▶ Data shown
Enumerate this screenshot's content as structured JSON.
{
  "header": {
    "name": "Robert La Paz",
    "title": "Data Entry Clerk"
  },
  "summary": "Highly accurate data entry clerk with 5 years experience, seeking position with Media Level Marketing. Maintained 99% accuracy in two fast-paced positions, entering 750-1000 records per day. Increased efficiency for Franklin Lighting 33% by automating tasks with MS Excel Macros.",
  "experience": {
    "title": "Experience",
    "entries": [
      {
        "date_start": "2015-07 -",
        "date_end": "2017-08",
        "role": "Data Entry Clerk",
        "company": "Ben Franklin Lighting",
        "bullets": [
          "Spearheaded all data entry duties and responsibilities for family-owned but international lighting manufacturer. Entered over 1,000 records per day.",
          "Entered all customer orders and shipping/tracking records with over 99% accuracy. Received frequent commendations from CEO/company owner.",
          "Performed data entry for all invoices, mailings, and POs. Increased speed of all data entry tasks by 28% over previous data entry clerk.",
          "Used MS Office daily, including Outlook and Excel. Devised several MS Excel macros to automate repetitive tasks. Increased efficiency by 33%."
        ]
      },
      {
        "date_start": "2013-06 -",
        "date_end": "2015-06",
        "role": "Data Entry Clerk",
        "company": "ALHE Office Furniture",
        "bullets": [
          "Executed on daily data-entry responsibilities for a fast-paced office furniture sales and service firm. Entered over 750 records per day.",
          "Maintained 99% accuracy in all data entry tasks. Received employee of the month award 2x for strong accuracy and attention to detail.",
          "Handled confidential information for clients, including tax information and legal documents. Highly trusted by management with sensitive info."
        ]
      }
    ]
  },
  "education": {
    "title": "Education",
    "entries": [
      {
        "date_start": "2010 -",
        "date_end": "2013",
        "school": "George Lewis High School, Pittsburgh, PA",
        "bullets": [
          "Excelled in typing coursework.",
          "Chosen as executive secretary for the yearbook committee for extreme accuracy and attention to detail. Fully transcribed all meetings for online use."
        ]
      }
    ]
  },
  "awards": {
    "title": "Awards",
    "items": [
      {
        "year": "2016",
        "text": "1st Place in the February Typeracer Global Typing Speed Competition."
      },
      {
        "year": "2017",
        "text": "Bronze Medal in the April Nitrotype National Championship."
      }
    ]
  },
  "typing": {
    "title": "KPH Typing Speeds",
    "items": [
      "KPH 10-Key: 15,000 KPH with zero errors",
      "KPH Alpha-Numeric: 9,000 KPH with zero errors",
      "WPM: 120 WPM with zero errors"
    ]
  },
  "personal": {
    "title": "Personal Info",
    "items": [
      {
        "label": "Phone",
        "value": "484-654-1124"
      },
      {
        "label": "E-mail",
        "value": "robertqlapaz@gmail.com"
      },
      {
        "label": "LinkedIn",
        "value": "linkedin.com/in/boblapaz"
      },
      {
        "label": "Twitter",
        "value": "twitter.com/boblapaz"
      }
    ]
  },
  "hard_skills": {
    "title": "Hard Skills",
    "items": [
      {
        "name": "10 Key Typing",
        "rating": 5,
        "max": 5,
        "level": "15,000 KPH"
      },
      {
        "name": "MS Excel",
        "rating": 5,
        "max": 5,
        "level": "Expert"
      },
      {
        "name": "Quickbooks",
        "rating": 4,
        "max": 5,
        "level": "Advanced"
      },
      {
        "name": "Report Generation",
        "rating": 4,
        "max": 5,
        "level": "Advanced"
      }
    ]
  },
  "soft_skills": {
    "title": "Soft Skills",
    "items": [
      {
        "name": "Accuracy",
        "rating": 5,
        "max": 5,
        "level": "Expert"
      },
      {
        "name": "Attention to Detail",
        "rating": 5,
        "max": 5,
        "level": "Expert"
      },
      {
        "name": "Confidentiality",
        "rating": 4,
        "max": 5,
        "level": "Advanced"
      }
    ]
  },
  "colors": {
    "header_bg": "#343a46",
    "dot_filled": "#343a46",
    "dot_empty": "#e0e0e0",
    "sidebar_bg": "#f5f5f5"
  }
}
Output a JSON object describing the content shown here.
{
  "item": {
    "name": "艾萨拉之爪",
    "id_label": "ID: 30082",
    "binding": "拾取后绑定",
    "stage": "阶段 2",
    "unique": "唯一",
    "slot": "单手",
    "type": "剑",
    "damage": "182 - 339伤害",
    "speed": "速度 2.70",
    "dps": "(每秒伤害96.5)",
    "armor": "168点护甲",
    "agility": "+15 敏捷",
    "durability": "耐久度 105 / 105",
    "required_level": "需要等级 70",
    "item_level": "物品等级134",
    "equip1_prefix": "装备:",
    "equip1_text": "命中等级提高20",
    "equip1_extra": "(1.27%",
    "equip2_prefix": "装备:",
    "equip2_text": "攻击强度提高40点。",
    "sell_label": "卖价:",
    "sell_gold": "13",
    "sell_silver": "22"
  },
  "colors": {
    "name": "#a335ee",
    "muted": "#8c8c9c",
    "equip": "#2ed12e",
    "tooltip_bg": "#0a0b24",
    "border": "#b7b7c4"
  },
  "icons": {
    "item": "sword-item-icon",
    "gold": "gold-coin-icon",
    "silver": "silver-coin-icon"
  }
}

▶ Given task
Look for "company" and pull out every line that has it.

▶ Output
        "company": "Ben Franklin Lighting",
          "Entered all customer orders and shipping/tracking records with over 99% accuracy. Received frequent commendations from CEO/company owner.",
        "company": "ALHE Office Furniture",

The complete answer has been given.